# Pay scale for UFC 43



## JDenz (Jun 8, 2003)

Name /Purse /Bonus To Win 
Chuck Liddell /55,000.00/ 55,000.00 
Randy Couture /90,000.00/ 60,000.00 

Vitor Belfort /100,000.00/ 20,000.00 
Marvin Eastman /10,000.00/ 10,000.00 

Tank Abbott /150,000.00/ 25,000.00 
Kimo Leopoldo /25,000.00/ 15,000.00 

Vernon White /4,000.00/ 4,000.00 
Ian Freeman /8,000.00 /8,000.00 

Frank Mir /20,000.00 /20,000.00 
Wes Sims /5,000.00/ 5,000.00 

Matt Lindland /17,000.00/ 17,000.00 
Falaniko Vitale /4,000.00/ 4,000.00 

Yves Edwards /5,000.00 /5,000.00 
Eddie Ruiz /2,000.00 /2,000.00 

Pedro Rizzo /175,000.00 /30,000.00 
Tra Telligman /7,000.00 /7,000.00


----------



## Elfan (Jun 9, 2003)

heh I want to see Tank fight with a $20,000 purse and a $150,000 bonus to win.

Do you have the upcoming Pride FC pay scales too?


----------



## JDenz (Jun 9, 2003)

No they are not required to report to anywhere in the US.


----------

→ **DATA LISTING**
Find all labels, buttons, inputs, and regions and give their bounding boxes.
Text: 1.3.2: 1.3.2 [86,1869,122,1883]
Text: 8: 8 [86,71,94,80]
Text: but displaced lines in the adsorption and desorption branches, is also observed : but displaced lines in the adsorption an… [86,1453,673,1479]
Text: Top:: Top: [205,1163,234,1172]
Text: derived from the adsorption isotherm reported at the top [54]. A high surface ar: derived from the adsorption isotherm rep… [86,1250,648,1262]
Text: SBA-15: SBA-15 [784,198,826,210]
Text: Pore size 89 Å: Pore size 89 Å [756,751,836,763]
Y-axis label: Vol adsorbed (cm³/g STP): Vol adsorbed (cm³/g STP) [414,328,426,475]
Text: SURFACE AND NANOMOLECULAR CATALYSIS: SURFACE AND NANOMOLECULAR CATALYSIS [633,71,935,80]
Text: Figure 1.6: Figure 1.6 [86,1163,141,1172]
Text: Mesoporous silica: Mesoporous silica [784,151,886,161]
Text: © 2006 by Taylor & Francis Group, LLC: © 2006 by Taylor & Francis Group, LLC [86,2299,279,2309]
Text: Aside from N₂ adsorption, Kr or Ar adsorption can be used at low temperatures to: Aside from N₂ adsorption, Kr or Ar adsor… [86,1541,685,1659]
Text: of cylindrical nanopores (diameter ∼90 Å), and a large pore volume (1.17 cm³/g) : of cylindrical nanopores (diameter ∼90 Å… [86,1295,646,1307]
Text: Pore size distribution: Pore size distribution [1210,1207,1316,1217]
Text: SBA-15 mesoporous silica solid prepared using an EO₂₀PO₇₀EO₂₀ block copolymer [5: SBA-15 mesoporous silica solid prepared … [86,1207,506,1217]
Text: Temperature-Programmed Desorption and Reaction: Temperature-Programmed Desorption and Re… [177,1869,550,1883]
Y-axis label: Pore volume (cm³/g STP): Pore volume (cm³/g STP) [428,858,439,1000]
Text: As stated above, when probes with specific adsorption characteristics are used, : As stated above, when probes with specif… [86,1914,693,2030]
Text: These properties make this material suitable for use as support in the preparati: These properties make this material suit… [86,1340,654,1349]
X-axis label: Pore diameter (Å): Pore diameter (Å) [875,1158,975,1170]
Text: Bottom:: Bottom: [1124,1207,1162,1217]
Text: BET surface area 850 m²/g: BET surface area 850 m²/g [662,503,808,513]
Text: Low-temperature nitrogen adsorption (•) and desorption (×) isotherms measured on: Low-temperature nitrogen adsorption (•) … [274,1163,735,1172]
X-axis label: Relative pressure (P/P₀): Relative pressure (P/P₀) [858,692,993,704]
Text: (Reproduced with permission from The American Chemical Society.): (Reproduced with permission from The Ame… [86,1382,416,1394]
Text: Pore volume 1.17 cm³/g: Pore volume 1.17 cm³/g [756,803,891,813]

→ **QUESTIONS TO ANSWER**
a: In the UFC 43 pay scale thread, what purse is listed for Pedro Rizzo?
b: In the UFC 43 pay scale thread, rewrite the paragraph beginning "Name /Purse /Bonus To Win" as a list, keeping each fighter's figures.
The records above come from a separate source unrelated to the UFC 43 pay scale thread.

→ **SOLUTION LIST**
a: 175,000.00

b:
- Chuck Liddell: purse 55,000.00, bonus to win 55,000.00
- Randy Couture: purse 90,000.00, bonus to win 60,000.00